Extracted data:
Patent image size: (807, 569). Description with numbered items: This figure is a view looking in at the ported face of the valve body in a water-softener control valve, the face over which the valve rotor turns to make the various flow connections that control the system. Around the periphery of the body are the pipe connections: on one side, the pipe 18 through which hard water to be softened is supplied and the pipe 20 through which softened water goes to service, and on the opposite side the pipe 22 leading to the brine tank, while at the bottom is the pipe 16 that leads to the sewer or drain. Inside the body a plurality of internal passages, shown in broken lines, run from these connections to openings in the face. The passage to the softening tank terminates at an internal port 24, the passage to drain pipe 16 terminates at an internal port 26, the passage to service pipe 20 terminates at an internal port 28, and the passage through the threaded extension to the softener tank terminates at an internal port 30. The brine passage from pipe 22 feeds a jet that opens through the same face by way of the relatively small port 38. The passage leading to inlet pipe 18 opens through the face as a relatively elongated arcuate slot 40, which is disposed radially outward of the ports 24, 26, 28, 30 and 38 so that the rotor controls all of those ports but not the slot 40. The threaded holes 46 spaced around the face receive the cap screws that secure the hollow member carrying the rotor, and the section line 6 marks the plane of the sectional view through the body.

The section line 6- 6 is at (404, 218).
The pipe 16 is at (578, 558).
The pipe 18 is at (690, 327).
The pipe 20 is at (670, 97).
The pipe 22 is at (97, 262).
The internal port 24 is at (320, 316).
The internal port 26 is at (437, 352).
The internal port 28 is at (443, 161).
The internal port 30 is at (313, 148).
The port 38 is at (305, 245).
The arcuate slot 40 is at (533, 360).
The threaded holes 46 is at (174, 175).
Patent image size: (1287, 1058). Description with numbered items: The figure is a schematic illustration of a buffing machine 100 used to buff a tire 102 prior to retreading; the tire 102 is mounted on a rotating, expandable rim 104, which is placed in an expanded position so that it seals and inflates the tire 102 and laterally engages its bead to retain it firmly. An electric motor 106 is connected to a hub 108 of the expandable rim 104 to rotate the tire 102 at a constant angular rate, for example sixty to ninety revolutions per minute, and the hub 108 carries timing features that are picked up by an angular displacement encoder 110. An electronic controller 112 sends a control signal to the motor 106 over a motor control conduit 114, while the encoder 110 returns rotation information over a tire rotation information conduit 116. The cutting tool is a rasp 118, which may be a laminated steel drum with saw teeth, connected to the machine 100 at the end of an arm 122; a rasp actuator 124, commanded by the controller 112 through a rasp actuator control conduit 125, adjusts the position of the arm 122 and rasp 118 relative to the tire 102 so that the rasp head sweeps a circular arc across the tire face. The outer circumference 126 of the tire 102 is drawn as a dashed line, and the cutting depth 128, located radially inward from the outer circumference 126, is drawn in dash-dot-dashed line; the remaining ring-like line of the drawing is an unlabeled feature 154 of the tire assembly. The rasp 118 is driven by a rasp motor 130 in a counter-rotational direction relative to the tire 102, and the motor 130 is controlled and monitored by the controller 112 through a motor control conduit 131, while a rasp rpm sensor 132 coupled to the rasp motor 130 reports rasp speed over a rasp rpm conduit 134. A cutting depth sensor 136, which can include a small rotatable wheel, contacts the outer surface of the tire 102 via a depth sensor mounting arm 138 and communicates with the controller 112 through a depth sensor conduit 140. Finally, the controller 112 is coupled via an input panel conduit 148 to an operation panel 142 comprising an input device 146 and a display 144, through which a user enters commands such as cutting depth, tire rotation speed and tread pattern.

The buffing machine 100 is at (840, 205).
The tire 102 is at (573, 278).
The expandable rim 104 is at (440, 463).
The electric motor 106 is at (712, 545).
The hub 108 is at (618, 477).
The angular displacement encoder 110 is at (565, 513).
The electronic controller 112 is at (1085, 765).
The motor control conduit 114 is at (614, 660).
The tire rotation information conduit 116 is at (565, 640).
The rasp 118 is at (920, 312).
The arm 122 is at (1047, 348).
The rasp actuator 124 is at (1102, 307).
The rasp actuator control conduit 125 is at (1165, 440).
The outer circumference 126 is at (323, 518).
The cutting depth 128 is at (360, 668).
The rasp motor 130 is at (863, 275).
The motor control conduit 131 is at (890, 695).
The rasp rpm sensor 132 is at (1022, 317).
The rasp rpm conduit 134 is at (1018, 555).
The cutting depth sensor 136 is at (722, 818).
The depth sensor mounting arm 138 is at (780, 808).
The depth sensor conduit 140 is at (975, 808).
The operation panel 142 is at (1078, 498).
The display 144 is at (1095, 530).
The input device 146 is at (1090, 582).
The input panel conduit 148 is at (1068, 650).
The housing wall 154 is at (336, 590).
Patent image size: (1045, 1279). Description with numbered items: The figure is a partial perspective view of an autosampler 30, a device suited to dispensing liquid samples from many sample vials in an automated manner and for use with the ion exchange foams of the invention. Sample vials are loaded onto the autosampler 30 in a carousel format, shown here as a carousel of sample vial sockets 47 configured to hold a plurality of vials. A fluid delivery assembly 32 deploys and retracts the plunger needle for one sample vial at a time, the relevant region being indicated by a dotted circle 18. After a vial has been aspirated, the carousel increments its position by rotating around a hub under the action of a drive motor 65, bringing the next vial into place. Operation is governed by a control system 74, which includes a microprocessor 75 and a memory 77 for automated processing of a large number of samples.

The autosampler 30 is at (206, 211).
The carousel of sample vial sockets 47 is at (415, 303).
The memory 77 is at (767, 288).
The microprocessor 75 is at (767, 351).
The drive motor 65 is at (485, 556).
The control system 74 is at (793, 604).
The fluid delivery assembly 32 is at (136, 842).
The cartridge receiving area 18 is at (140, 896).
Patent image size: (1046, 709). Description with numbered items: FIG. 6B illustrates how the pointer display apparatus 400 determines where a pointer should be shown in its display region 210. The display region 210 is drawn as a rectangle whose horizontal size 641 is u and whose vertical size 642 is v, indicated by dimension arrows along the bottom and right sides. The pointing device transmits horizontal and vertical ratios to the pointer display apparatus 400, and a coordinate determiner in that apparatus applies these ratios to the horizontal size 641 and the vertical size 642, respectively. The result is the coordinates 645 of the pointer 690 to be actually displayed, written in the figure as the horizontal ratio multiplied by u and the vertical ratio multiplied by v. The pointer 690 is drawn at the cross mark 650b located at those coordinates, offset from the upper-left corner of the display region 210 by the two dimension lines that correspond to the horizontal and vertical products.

Stated problem: Rewrite every one of the lines above, changing "display region" to "display area" and leaving everything else as it is.

Result:
Patent image size: (807, 569). Description with numbered items: This figure is a view looking in at the ported face of the valve body in a water-softener control valve, the face over which the valve rotor turns to make the various flow connections that control the system. Around the periphery of the body are the pipe connections: on one side, the pipe 18 through which hard water to be softened is supplied and the pipe 20 through which softened water goes to service, and on the opposite side the pipe 22 leading to the brine tank, while at the bottom is the pipe 16 that leads to the sewer or drain. Inside the body a plurality of internal passages, shown in broken lines, run from these connections to openings in the face. The passage to the softening tank terminates at an internal port 24, the passage to drain pipe 16 terminates at an internal port 26, the passage to service pipe 20 terminates at an internal port 28, and the passage through the threaded extension to the softener tank terminates at an internal port 30. The brine passage from pipe 22 feeds a jet that opens through the same face by way of the relatively small port 38. The passage leading to inlet pipe 18 opens through the face as a relatively elongated arcuate slot 40, which is disposed radially outward of the ports 24, 26, 28, 30 and 38 so that the rotor controls all of those ports but not the slot 40. The threaded holes 46 spaced around the face receive the cap screws that secure the hollow member carrying the rotor, and the section line 6 marks the plane of the sectional view through the body.

The section line 6- 6 is at (404, 218).
The pipe 16 is at (578, 558).
The pipe 18 is at (690, 327).
The pipe 20 is at (670, 97).
The pipe 22 is at (97, 262).
The internal port 24 is at (320, 316).
The internal port 26 is at (437, 352).
The internal port 28 is at (443, 161).
The internal port 30 is at (313, 148).
The port 38 is at (305, 245).
The arcuate slot 40 is at (533, 360).
The threaded holes 46 is at (174, 175).
Patent image size: (1287, 1058). Description with numbered items: The figure is a schematic illustration of a buffing machine 100 used to buff a tire 102 prior to retreading; the tire 102 is mounted on a rotating, expandable rim 104, which is placed in an expanded position so that it seals and inflates the tire 102 and laterally engages its bead to retain it firmly. An electric motor 106 is connected to a hub 108 of the expandable rim 104 to rotate the tire 102 at a constant angular rate, for example sixty to ninety revolutions per minute, and the hub 108 carries timing features that are picked up by an angular displacement encoder 110. An electronic controller 112 sends a control signal to the motor 106 over a motor control conduit 114, while the encoder 110 returns rotation information over a tire rotation information conduit 116. The cutting tool is a rasp 118, which may be a laminated steel drum with saw teeth, connected to the machine 100 at the end of an arm 122; a rasp actuator 124, commanded by the controller 112 through a rasp actuator control conduit 125, adjusts the position of the arm 122 and rasp 118 relative to the tire 102 so that the rasp head sweeps a circular arc across the tire face. The outer circumference 126 of the tire 102 is drawn as a dashed line, and the cutting depth 128, located radially inward from the outer circumference 126, is drawn in dash-dot-dashed line; the remaining ring-like line of the drawing is an unlabeled feature 154 of the tire assembly. The rasp 118 is driven by a rasp motor 130 in a counter-rotational direction relative to the tire 102, and the motor 130 is controlled and monitored by the controller 112 through a motor control conduit 131, while a rasp rpm sensor 132 coupled to the rasp motor 130 reports rasp speed over a rasp rpm conduit 134. A cutting depth sensor 136, which can include a small rotatable wheel, contacts the outer surface of the tire 102 via a depth sensor mounting arm 138 and communicates with the controller 112 through a depth sensor conduit 140. Finally, the controller 112 is coupled via an input panel conduit 148 to an operation panel 142 comprising an input device 146 and a display 144, through which a user enters commands such as cutting depth, tire rotation speed and tread pattern.

The buffing machine 100 is at (840, 205).
The tire 102 is at (573, 278).
The expandable rim 104 is at (440, 463).
The electric motor 106 is at (712, 545).
The hub 108 is at (618, 477).
The angular displacement encoder 110 is at (565, 513).
The electronic controller 112 is at (1085, 765).
The motor control conduit 114 is at (614, 660).
The tire rotation information conduit 116 is at (565, 640).
The rasp 118 is at (920, 312).
The arm 122 is at (1047, 348).
The rasp actuator 124 is at (1102, 307).
The rasp actuator control conduit 125 is at (1165, 440).
The outer circumference 126 is at (323, 518).
The cutting depth 128 is at (360, 668).
The rasp motor 130 is at (863, 275).
The motor control conduit 131 is at (890, 695).
The rasp rpm sensor 132 is at (1022, 317).
The rasp rpm conduit 134 is at (1018, 555).
The cutting depth sensor 136 is at (722, 818).
The depth sensor mounting arm 138 is at (780, 808).
The depth sensor conduit 140 is at (975, 808).
The operation panel 142 is at (1078, 498).
The display 144 is at (1095, 530).
The input device 146 is at (1090, 582).
The input panel conduit 148 is at (1068, 650).
The housing wall 154 is at (336, 590).
Patent image size: (1045, 1279). Description with numbered items: The figure is a partial perspective view of an autosampler 30, a device suited to dispensing liquid samples from many sample vials in an automated manner and for use with the ion exchange foams of the invention. Sample vials are loaded onto the autosampler 30 in a carousel format, shown here as a carousel of sample vial sockets 47 configured to hold a plurality of vials. A fluid delivery assembly 32 deploys and retracts the plunger needle for one sample vial at a time, the relevant region being indicated by a dotted circle 18. After a vial has been aspirated, the carousel increments its position by rotating around a hub under the action of a drive motor 65, bringing the next vial into place. Operation is governed by a control system 74, which includes a microprocessor 75 and a memory 77 for automated processing of a large number of samples.

The autosampler 30 is at (206, 211).
The carousel of sample vial sockets 47 is at (415, 303).
The memory 77 is at (767, 288).
The microprocessor 75 is at (767, 351).
The drive motor 65 is at (485, 556).
The control system 74 is at (793, 604).
The fluid delivery assembly 32 is at (136, 842).
The cartridge receiving area 18 is at (140, 896).
Patent image size: (1046, 709). Description with numbered items: FIG. 6B illustrates how the pointer display apparatus 400 determines where a pointer should be shown in its display area 210. The display area 210 is drawn as a rectangle whose horizontal size 641 is u and whose vertical size 642 is v, indicated by dimension arrows along the bottom and right sides. The pointing device transmits horizontal and vertical ratios to the pointer display apparatus 400, and a coordinate determiner in that apparatus applies these ratios to the horizontal size 641 and the vertical size 642, respectively. The result is the coordinates 645 of the pointer 690 to be actually displayed, written in the figure as the horizontal ratio multiplied by u and the vertical ratio multiplied by v. The pointer 690 is drawn at the cross mark 650b located at those coordinates, offset from the upper-left corner of the display area 210 by the two dimension lines that correspond to the horizontal and vertical products.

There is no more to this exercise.